• [OBJECTIVE]: Report all lines holding "this".
[START OF DATASET RECORDS]
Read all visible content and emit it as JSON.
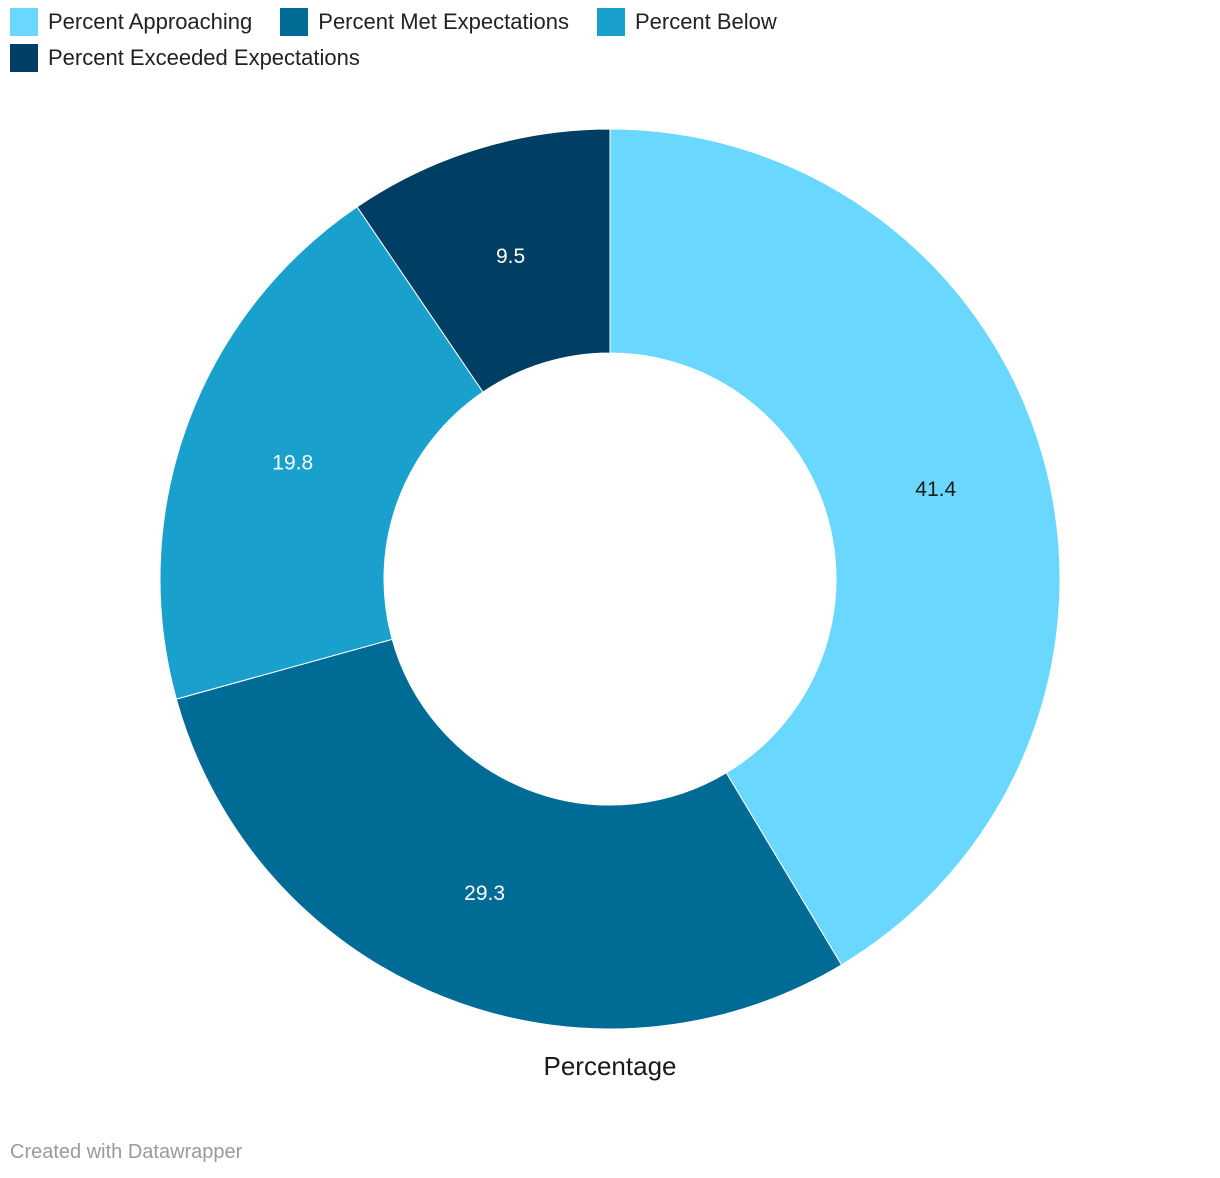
{
  "chart_data": {
    "type": "pie",
    "variant": "donut",
    "series_label": "Percentage",
    "slices": [
      {
        "label": "Percent Approaching",
        "value": 41.4,
        "color": "#6ad7ff",
        "label_color": "#1a1a1a"
      },
      {
        "label": "Percent Met Expectations",
        "value": 29.3,
        "color": "#006c95",
        "label_color": "#ffffff"
      },
      {
        "label": "Percent Below",
        "value": 19.8,
        "color": "#19a0cd",
        "label_color": "#ffffff"
      },
      {
        "label": "Percent Exceeded Expectations",
        "value": 9.5,
        "color": "#003e63",
        "label_color": "#ffffff"
      }
    ],
    "legend_placement": "top-left"
  },
  "footer": {
    "credit": "Created with Datawrapper"
  }
}
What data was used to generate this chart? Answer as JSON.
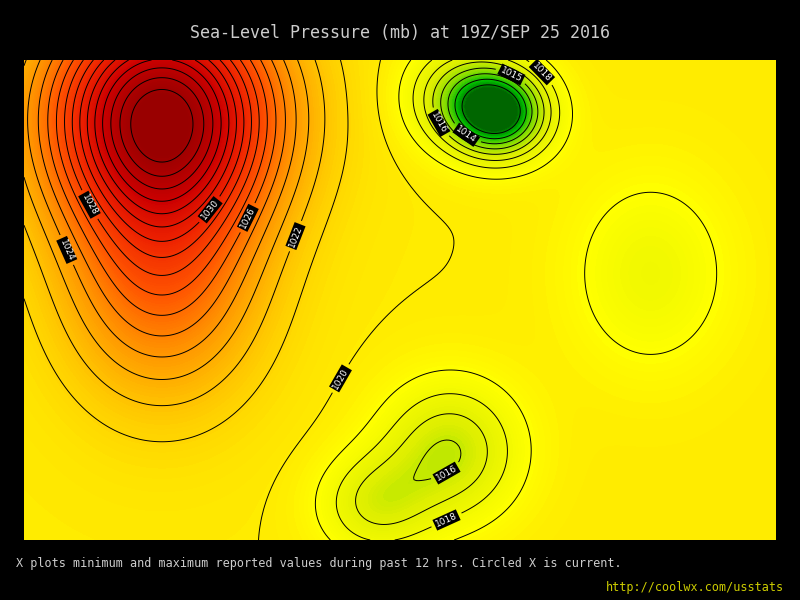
{
  "title": "Sea-Level Pressure (mb) at 19Z/SEP 25 2016",
  "footnote": "X plots minimum and maximum reported values during past 12 hrs. Circled X is current.",
  "url": "http://coolwx.com/usstats",
  "background_color": "#000000",
  "text_color": "#cccccc",
  "url_color": "#cccc00",
  "figsize": [
    8.0,
    6.0
  ],
  "dpi": 100,
  "contour_levels": [
    1012,
    1013,
    1014,
    1015,
    1016,
    1017,
    1018,
    1019,
    1020,
    1021,
    1022,
    1023,
    1024,
    1025,
    1026,
    1027,
    1028,
    1029,
    1030,
    1031,
    1032,
    1033,
    1034,
    1035,
    1036
  ],
  "labeled_contours": [
    1014,
    1015,
    1016,
    1018,
    1020,
    1022,
    1024,
    1026,
    1028,
    1030
  ],
  "colormap_colors": [
    [
      0.0,
      "#006600"
    ],
    [
      0.05,
      "#00bb00"
    ],
    [
      0.12,
      "#88dd00"
    ],
    [
      0.2,
      "#ddee00"
    ],
    [
      0.3,
      "#ffff00"
    ],
    [
      0.4,
      "#ffcc00"
    ],
    [
      0.5,
      "#ff9900"
    ],
    [
      0.62,
      "#ff5500"
    ],
    [
      0.74,
      "#ee2200"
    ],
    [
      0.86,
      "#cc0000"
    ],
    [
      1.0,
      "#990000"
    ]
  ],
  "extent": [
    -125,
    -65,
    23,
    50
  ],
  "central_longitude": -96,
  "central_latitude": 39
}
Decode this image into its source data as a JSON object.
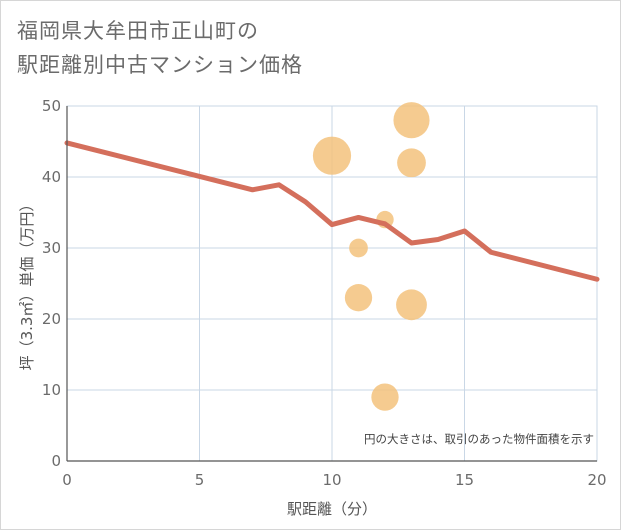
[END OF DATASET RECORDS]
• [RESPONSE BELOW]:
What data was used to generate this chart? Answer as JSON.
Decode this image into its source data as a JSON object.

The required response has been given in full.